Gather all lines with "jours" from the records.

=== Record list ===

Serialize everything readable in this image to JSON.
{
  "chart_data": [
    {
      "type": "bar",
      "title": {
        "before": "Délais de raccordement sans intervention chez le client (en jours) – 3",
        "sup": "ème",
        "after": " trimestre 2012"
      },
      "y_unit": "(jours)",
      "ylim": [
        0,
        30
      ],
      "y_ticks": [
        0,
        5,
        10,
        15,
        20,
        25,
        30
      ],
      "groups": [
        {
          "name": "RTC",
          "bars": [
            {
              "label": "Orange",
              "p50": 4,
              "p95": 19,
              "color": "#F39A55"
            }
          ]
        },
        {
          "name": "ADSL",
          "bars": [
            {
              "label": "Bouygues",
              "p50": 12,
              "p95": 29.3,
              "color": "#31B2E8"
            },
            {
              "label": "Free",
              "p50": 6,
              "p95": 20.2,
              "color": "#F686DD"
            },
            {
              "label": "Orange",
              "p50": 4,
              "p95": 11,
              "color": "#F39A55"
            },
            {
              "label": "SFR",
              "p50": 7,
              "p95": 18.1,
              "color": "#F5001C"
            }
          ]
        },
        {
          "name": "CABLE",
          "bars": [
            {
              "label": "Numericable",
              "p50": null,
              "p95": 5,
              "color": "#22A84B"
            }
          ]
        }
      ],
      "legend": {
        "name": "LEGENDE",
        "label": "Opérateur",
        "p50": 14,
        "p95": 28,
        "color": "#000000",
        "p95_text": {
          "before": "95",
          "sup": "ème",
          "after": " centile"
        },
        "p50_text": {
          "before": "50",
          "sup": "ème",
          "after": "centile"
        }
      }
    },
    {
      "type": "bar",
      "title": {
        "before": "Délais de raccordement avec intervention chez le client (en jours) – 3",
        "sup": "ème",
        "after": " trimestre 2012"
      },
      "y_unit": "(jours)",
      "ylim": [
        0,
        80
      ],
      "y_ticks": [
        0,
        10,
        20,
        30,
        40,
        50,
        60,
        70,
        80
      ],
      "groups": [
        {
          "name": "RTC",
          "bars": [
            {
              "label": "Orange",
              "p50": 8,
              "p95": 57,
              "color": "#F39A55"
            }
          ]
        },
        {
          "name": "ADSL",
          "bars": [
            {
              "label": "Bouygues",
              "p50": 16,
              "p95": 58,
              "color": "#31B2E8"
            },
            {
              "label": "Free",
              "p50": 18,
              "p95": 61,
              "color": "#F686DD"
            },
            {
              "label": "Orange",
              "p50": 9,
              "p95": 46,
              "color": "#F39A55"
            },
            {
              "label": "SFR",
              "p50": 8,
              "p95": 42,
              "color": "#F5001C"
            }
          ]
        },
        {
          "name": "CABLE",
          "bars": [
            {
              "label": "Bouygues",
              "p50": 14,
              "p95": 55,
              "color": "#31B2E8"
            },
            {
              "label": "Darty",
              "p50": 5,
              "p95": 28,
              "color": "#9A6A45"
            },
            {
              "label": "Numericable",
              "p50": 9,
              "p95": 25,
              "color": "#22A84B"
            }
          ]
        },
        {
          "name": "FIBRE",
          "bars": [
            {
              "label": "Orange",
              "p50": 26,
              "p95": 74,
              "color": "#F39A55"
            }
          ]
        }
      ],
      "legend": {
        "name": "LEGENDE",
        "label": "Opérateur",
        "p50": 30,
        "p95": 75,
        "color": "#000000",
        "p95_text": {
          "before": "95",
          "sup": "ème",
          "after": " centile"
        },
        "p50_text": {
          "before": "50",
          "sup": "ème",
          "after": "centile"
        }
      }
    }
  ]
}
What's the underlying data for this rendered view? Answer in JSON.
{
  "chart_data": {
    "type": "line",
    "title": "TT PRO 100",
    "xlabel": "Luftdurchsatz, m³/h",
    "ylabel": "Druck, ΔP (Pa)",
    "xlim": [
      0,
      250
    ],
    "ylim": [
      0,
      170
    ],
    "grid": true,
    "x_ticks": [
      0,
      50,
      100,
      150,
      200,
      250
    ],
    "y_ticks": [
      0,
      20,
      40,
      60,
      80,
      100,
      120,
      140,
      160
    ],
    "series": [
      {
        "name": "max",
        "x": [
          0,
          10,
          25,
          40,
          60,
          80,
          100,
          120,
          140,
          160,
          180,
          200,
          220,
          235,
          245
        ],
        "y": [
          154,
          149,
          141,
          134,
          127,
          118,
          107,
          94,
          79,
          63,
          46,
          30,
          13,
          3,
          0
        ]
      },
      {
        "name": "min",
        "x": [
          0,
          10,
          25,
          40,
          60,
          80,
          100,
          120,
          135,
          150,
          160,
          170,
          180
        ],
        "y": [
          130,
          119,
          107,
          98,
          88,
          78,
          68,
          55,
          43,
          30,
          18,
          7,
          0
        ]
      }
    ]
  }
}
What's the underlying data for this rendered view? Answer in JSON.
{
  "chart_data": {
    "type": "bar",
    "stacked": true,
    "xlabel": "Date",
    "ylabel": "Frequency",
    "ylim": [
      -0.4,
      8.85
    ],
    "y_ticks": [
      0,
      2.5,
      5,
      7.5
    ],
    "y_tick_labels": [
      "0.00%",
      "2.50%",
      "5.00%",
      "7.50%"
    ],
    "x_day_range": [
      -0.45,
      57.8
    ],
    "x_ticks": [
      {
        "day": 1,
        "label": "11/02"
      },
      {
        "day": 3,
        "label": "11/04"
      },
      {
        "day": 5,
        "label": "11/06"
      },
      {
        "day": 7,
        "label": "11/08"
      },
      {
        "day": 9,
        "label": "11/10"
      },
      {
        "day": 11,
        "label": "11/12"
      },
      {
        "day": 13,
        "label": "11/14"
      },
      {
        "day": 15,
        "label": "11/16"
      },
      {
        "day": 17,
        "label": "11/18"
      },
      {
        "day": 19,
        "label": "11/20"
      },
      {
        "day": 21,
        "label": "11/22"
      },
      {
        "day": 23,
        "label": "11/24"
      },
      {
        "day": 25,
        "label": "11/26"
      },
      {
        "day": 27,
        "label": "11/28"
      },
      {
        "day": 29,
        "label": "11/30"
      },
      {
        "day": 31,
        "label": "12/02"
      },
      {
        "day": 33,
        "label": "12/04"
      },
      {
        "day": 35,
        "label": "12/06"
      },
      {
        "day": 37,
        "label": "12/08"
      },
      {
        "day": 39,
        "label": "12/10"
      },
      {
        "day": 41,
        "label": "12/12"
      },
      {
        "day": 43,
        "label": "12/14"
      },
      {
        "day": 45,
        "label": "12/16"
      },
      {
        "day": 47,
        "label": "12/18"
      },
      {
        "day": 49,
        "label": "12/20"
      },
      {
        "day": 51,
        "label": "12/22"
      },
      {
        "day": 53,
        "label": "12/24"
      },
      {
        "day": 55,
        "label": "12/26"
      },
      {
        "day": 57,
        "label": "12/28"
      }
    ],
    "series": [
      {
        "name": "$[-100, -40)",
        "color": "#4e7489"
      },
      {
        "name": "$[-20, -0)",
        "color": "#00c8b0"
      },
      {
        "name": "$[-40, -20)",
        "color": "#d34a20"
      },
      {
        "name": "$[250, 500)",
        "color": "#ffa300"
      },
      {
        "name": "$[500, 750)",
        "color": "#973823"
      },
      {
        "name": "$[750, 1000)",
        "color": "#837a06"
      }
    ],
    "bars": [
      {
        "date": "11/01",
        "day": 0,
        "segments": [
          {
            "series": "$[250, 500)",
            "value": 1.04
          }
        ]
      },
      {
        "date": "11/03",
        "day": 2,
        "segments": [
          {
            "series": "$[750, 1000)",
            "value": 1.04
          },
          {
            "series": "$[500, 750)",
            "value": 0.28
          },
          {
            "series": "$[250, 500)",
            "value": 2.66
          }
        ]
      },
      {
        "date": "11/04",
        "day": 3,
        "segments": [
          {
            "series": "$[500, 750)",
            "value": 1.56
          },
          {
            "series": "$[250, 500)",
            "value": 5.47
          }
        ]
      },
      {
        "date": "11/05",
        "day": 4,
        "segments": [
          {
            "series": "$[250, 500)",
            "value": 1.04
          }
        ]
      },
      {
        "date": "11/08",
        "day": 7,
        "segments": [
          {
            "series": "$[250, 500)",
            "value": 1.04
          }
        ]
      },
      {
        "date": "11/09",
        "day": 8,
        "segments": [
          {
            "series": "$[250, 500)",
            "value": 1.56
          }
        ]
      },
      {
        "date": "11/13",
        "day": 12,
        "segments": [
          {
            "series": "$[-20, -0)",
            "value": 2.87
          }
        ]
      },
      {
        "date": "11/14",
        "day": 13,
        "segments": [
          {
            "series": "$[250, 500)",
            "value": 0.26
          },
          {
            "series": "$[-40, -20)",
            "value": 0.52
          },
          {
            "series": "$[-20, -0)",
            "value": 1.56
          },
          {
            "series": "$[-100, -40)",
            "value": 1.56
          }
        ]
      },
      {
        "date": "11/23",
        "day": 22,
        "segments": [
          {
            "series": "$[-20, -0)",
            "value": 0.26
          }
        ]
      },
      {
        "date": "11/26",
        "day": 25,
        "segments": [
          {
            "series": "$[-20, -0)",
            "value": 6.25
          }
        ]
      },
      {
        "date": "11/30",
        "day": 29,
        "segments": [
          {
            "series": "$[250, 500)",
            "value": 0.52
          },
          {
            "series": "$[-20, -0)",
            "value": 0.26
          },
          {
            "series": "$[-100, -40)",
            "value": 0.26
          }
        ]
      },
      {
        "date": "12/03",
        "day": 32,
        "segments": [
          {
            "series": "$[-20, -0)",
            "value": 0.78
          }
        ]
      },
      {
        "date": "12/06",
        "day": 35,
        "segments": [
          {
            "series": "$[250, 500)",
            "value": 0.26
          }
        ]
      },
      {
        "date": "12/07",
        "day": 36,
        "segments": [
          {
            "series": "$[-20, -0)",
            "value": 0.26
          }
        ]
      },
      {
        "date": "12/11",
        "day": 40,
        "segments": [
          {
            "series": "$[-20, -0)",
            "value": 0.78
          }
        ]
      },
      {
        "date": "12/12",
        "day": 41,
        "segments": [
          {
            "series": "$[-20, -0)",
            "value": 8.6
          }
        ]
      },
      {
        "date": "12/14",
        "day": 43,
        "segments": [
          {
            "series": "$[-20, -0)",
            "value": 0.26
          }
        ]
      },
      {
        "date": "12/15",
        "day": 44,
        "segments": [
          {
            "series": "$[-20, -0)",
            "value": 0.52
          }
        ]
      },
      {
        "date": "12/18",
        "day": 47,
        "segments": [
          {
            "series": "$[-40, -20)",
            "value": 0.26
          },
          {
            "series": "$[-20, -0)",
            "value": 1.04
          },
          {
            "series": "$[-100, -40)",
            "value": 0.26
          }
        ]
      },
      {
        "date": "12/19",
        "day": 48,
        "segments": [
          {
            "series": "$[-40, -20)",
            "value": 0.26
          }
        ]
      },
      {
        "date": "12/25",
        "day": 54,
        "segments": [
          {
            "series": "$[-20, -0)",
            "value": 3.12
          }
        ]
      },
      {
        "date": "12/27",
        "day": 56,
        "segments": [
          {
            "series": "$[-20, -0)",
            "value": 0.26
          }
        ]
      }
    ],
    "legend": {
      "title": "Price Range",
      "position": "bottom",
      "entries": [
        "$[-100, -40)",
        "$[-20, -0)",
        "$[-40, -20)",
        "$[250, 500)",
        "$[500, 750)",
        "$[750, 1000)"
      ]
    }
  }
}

===

The completed task:
        "before": "Délais de raccordement sans intervention chez le client (en jours) – 3",
      "y_unit": "(jours)",
        "before": "Délais de raccordement avec intervention chez le client (en jours) – 3",
      "y_unit": "(jours)",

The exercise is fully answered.